Check each line of the material below for "your". Report how many have it, with no other words.

■ GIVEN RECORDS:
%%

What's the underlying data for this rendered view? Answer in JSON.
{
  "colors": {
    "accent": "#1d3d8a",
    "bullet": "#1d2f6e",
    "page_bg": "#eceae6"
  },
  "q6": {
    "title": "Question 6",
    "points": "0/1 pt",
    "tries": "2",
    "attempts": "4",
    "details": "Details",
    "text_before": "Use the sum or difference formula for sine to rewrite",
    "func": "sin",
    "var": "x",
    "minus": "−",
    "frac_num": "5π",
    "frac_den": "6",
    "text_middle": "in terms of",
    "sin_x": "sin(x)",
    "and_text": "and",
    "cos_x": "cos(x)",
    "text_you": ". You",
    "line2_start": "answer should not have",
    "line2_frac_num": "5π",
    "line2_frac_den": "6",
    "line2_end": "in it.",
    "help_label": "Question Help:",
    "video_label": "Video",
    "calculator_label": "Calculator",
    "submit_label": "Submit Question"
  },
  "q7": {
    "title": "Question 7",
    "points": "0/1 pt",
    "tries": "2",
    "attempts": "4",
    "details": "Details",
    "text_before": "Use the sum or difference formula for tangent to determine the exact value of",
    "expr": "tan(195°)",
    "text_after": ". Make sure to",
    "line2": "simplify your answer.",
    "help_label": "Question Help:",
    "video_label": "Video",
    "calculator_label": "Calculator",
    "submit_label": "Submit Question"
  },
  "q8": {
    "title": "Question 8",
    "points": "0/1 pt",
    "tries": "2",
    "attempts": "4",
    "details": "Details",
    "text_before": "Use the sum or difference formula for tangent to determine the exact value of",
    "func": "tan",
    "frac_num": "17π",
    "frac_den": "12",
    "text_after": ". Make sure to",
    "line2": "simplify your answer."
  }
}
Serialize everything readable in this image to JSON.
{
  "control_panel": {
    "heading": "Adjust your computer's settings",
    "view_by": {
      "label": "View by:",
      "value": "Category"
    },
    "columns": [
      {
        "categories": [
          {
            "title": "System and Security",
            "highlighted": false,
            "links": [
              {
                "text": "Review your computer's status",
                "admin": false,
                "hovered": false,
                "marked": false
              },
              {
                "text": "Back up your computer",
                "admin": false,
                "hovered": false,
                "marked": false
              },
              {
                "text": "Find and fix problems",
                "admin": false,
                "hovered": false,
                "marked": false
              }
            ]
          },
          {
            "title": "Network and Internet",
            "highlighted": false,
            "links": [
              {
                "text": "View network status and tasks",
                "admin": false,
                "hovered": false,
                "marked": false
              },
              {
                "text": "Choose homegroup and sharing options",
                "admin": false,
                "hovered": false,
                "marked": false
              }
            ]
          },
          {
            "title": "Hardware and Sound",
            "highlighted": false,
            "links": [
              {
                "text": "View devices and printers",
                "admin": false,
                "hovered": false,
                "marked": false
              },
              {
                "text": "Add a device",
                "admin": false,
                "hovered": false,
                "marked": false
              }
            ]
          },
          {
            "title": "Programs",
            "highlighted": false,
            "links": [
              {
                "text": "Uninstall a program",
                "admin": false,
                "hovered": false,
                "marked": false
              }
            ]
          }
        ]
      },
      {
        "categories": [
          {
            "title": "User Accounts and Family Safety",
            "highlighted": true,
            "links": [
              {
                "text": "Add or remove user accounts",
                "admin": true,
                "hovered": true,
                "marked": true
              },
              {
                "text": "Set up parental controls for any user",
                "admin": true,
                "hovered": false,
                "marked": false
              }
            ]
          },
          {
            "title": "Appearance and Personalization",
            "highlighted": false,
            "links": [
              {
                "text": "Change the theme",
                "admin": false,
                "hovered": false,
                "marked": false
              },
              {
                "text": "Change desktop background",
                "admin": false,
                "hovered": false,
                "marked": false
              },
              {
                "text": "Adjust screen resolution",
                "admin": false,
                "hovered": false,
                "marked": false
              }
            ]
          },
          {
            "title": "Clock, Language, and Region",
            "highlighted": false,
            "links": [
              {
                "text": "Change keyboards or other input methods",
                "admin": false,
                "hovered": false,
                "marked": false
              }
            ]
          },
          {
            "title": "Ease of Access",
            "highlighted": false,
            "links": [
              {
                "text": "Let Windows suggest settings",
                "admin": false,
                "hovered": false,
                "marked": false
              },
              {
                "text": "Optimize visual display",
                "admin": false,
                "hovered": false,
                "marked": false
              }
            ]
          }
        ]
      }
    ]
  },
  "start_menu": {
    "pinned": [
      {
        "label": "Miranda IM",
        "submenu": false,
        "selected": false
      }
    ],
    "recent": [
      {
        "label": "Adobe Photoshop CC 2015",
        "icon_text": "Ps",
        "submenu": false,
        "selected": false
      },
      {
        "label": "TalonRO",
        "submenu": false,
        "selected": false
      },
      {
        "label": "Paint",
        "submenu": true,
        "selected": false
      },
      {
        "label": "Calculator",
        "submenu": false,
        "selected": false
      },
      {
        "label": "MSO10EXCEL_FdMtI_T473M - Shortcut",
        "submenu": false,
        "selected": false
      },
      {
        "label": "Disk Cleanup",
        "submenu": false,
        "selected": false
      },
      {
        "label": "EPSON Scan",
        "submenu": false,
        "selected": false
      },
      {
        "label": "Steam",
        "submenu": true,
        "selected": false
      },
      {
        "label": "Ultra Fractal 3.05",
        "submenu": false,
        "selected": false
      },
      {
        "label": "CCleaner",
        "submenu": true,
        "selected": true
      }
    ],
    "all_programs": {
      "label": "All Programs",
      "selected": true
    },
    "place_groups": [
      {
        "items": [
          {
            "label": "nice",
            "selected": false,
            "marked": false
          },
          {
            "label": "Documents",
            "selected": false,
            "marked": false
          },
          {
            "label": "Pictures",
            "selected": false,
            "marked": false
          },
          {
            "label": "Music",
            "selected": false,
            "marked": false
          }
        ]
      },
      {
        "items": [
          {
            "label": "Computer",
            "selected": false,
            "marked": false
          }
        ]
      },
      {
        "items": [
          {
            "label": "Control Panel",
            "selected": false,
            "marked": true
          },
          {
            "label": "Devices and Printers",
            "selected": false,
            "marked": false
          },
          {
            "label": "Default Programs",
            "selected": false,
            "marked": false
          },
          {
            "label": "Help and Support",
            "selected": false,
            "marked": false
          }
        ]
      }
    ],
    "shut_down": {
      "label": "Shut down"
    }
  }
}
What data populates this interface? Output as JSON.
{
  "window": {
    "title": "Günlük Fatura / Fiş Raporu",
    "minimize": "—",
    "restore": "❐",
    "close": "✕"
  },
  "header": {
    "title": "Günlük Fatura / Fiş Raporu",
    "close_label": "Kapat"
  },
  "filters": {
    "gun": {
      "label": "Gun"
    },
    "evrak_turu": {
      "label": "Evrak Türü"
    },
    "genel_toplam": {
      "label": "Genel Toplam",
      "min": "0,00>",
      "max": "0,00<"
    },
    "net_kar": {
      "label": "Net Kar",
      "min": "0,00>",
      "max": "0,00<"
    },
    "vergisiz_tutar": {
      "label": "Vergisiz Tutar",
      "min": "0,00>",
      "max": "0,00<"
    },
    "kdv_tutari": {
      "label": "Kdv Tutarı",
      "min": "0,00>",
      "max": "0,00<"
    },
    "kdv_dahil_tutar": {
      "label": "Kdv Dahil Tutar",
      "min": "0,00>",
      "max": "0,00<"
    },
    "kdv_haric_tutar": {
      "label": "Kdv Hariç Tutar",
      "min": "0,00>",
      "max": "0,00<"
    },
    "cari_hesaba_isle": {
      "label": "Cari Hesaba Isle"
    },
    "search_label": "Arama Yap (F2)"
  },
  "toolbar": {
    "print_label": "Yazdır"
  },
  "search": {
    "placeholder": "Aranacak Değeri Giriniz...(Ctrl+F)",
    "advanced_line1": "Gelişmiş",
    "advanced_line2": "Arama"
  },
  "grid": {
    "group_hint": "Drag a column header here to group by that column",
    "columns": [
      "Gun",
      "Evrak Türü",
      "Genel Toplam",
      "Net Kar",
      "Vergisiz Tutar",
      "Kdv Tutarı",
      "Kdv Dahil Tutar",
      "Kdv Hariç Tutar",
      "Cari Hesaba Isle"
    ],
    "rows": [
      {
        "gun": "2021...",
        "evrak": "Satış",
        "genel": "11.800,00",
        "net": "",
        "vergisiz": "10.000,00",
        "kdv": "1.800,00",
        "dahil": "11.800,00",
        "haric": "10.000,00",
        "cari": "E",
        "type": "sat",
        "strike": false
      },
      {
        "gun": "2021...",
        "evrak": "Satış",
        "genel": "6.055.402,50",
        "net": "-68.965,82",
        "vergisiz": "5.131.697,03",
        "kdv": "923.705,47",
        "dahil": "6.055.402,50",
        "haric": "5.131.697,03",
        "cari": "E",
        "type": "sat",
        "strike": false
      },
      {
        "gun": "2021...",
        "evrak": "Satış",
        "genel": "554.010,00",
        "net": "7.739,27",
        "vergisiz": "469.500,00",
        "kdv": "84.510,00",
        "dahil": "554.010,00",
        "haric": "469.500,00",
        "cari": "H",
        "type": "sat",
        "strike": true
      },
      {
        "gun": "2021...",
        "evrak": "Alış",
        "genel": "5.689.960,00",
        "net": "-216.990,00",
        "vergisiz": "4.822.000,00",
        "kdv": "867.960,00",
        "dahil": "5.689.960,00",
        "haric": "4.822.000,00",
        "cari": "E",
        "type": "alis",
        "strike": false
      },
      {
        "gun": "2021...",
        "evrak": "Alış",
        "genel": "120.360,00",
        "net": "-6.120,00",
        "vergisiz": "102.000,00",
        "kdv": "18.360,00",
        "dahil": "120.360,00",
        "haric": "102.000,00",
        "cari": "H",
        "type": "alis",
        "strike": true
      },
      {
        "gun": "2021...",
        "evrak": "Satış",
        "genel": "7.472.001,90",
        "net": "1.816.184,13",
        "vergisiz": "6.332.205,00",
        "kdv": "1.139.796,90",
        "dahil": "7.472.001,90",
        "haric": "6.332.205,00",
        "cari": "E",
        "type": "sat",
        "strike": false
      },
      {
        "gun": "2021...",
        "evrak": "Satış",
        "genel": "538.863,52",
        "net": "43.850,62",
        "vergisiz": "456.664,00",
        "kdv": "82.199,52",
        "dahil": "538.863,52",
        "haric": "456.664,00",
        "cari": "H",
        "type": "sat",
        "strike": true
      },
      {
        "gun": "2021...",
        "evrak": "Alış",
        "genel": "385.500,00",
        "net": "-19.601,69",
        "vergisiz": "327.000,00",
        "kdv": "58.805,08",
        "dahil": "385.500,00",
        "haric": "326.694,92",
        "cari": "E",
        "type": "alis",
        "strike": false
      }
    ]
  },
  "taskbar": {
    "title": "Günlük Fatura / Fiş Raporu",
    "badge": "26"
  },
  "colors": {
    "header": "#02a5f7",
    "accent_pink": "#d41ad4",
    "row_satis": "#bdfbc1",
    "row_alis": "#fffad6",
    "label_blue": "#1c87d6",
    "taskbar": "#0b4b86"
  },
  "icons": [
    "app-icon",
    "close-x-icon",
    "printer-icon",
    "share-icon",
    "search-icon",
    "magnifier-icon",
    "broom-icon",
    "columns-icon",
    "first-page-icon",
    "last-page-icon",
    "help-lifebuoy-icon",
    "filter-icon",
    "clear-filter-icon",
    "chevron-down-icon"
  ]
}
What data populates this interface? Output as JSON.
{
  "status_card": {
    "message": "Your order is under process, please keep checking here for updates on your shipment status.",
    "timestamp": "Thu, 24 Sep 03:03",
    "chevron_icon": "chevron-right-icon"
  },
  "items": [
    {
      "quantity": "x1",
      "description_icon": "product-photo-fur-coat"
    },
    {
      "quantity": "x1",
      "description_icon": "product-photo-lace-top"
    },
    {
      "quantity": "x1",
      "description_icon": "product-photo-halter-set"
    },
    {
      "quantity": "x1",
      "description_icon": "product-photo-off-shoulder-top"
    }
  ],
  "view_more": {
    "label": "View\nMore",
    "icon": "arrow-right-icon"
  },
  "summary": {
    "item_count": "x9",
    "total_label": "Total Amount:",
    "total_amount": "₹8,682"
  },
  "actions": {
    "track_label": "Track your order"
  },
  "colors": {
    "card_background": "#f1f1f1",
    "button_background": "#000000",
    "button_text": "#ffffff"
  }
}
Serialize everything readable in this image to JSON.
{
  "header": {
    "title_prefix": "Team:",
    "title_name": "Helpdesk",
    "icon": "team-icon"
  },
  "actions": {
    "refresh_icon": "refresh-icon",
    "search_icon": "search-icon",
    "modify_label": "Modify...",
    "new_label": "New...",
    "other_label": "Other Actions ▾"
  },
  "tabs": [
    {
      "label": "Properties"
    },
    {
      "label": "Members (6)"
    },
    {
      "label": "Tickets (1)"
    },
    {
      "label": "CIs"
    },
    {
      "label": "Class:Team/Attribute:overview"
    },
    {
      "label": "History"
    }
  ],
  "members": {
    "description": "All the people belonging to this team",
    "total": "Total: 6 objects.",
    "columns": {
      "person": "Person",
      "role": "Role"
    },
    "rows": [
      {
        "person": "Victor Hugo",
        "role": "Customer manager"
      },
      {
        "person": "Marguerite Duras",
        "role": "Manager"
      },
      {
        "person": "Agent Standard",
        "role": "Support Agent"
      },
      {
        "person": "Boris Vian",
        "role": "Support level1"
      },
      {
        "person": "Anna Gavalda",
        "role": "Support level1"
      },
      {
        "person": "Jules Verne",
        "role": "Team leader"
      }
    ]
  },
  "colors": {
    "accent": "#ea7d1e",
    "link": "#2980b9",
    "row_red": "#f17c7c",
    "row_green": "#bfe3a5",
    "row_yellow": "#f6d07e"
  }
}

%%

■ ANSWER TO THIS TASK:
7